[Problem requirements] Set down the full listing exactly, character for character.

[Listing]
★ ★ ★ ★ ★
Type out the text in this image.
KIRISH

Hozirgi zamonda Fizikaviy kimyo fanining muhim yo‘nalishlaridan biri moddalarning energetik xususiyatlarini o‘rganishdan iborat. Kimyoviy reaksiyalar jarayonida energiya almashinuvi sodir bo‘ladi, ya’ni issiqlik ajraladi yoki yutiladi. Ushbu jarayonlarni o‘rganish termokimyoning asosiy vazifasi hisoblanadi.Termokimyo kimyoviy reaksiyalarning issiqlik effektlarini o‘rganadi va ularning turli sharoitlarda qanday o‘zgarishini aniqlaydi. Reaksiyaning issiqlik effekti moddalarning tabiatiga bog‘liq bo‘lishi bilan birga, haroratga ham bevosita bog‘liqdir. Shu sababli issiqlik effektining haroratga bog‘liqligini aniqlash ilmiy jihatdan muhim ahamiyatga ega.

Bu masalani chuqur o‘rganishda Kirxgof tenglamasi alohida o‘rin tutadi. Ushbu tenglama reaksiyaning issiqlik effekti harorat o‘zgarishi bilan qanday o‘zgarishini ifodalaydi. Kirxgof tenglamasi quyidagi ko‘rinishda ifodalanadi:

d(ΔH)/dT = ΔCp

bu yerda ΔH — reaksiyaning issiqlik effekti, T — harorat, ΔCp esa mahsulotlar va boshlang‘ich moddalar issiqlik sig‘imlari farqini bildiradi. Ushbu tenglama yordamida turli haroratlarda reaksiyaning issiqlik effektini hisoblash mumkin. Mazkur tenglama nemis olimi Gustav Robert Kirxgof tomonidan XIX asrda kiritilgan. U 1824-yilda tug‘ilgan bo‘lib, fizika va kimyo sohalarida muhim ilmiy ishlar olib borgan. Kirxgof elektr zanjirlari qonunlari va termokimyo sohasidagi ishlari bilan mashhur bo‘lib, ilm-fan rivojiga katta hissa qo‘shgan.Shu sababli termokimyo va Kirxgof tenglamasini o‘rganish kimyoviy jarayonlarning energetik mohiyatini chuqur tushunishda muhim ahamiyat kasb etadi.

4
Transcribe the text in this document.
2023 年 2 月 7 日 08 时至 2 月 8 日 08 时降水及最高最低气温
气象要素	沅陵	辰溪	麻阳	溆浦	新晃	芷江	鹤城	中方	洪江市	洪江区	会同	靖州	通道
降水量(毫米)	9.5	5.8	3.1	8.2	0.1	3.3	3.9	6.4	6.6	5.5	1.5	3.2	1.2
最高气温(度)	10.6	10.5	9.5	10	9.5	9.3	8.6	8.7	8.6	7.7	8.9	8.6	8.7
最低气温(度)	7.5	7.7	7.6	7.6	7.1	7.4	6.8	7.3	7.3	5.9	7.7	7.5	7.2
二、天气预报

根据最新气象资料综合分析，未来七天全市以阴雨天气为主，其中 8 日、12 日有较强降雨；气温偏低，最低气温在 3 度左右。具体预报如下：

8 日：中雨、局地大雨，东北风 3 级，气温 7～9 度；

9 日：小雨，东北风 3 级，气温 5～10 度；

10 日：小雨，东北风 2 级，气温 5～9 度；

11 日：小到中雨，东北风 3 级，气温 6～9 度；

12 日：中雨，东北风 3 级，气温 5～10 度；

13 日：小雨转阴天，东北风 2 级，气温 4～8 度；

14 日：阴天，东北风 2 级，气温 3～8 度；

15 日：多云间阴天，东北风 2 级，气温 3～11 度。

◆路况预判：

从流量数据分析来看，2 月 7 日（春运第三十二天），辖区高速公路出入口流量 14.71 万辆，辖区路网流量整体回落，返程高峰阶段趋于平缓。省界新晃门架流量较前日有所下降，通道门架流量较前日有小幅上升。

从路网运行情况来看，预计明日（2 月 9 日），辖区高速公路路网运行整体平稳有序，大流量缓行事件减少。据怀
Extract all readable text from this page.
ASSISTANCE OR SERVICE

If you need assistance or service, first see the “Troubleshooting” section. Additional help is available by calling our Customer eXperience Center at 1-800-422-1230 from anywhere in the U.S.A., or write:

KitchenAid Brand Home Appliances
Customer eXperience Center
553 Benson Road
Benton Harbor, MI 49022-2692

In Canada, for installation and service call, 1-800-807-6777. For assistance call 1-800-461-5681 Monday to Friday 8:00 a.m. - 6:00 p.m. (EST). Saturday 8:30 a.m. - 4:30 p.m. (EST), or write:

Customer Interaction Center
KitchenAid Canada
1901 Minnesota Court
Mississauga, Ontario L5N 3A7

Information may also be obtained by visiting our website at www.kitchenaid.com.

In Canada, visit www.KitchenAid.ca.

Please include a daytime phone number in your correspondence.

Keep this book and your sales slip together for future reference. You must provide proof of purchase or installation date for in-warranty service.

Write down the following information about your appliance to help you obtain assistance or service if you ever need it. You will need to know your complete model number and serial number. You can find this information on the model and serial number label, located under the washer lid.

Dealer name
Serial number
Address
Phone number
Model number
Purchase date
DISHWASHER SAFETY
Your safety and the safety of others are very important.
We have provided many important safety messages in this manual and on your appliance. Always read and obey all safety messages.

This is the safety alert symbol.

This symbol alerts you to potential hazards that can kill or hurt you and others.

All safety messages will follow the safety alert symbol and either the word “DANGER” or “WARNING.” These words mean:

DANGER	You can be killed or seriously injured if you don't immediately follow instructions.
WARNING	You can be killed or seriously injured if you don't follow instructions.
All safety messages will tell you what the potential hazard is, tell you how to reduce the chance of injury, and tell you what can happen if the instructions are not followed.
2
★ ★ ★ ★ ★
[Final result]
Type out the text in this image.
KIRISH

Hozirgi zamonda Fizikaviy kimyo fanining muhim yo‘nalishlaridan biri moddalarning energetik xususiyatlarini o‘rganishdan iborat. Kimyoviy reaksiyalar jarayonida energiya almashinuvi sodir bo‘ladi, ya’ni issiqlik ajraladi yoki yutiladi. Ushbu jarayonlarni o‘rganish termokimyoning asosiy vazifasi hisoblanadi.Termokimyo kimyoviy reaksiyalarning issiqlik effektlarini o‘rganadi va ularning turli sharoitlarda qanday o‘zgarishini aniqlaydi. Reaksiyaning issiqlik effekti moddalarning tabiatiga bog‘liq bo‘lishi bilan birga, haroratga ham bevosita bog‘liqdir. Shu sababli issiqlik effektining haroratga bog‘liqligini aniqlash ilmiy jihatdan muhim ahamiyatga ega.

Bu masalani chuqur o‘rganishda Kirxgof tenglamasi alohida o‘rin tutadi. Ushbu tenglama reaksiyaning issiqlik effekti harorat o‘zgarishi bilan qanday o‘zgarishini ifodalaydi. Kirxgof tenglamasi quyidagi ko‘rinishda ifodalanadi:

d(ΔH)/dT = ΔCp

bu yerda ΔH — reaksiyaning issiqlik effekti, T — harorat, ΔCp esa mahsulotlar va boshlang‘ich moddalar issiqlik sig‘imlari farqini bildiradi. Ushbu tenglama yordamida turli haroratlarda reaksiyaning issiqlik effektini hisoblash mumkin. Mazkur tenglama nemis olimi Gustav Robert Kirxgof tomonidan XIX asrda kiritilgan. U 1824-yilda tug‘ilgan bo‘lib, fizika va kimyo sohalarida muhim ilmiy ishlar olib borgan. Kirxgof elektr zanjirlari qonunlari va termokimyo sohasidagi ishlari bilan mashhur bo‘lib, ilm-fan rivojiga katta hissa qo‘shgan.Shu sababli termokimyo va Kirxgof tenglamasini o‘rganish kimyoviy jarayonlarning energetik mohiyatini chuqur tushunishda muhim ahamiyat kasb etadi.

4
Transcribe the text in this document.
2023 年 2 月 7 日 08 时至 2 月 8 日 08 时降水及最高最低气温
气象要素	沅陵	辰溪	麻阳	溆浦	新晃	芷江	鹤城	中方	洪江市	洪江区	会同	靖州	通道
降水量(毫米)	9.5	5.8	3.1	8.2	0.1	3.3	3.9	6.4	6.6	5.5	1.5	3.2	1.2
最高气温(度)	10.6	10.5	9.5	10	9.5	9.3	8.6	8.7	8.6	7.7	8.9	8.6	8.7
最低气温(度)	7.5	7.7	7.6	7.6	7.1	7.4	6.8	7.3	7.3	5.9	7.7	7.5	7.2
二、天气预报

根据最新气象资料综合分析，未来七天全市以阴雨天气为主，其中 8 日、12 日有较强降雨；气温偏低，最低气温在 3 度左右。具体预报如下：

8 日：中雨、局地大雨，东北风 3 级，气温 7～9 度；

9 日：小雨，东北风 3 级，气温 5～10 度；

10 日：小雨，东北风 2 级，气温 5～9 度；

11 日：小到中雨，东北风 3 级，气温 6～9 度；

12 日：中雨，东北风 3 级，气温 5～10 度；

13 日：小雨转阴天，东北风 2 级，气温 4～8 度；

14 日：阴天，东北风 2 级，气温 3～8 度；

15 日：多云间阴天，东北风 2 级，气温 3～11 度。

◆路况预判：

从流量数据分析来看，2 月 7 日（春运第三十二天），辖区高速公路出入口流量 14.71 万辆，辖区路网流量整体回落，返程高峰阶段趋于平缓。省界新晃门架流量较前日有所下降，通道门架流量较前日有小幅上升。

从路网运行情况来看，预计明日（2 月 9 日），辖区高速公路路网运行整体平稳有序，大流量缓行事件减少。据怀
Extract all readable text from this page.
ASSISTANCE OR SERVICE

If you need assistance or service, first see the “Troubleshooting” section. Additional help is available by calling our Customer eXperience Center at 1-800-422-1230 from anywhere in the U.S.A., or write:

KitchenAid Brand Home Appliances
Customer eXperience Center
553 Benson Road
Benton Harbor, MI 49022-2692

In Canada, for installation and service call, 1-800-807-6777. For assistance call 1-800-461-5681 Monday to Friday 8:00 a.m. - 6:00 p.m. (EST). Saturday 8:30 a.m. - 4:30 p.m. (EST), or write:

Customer Interaction Center
KitchenAid Canada
1901 Minnesota Court
Mississauga, Ontario L5N 3A7

Information may also be obtained by visiting our website at www.kitchenaid.com.

In Canada, visit www.KitchenAid.ca.

Please include a daytime phone number in your correspondence.

Keep this book and your sales slip together for future reference. You must provide proof of purchase or installation date for in-warranty service.

Write down the following information about your appliance to help you obtain assistance or service if you ever need it. You will need to know your complete model number and serial number. You can find this information on the model and serial number label, located under the washer lid.

Dealer name
Serial number
Address
Phone number
Model number
Purchase date
DISHWASHER SAFETY
Your safety and the safety of others are very important.
We have provided many important safety messages in this manual and on your appliance. Always read and obey all safety messages.

This is the safety alert symbol.

This symbol alerts you to potential hazards that can kill or hurt you and others.

All safety messages will follow the safety alert symbol and either the word “DANGER” or “WARNING.” These words mean:

DANGER	You can be killed or seriously injured if you don't immediately follow instructions.
WARNING	You can be killed or seriously injured if you don't follow instructions.
All safety messages will tell you what the potential hazard is, tell you how to reduce the chance of injury, and tell you what can happen if the instructions are not followed.
2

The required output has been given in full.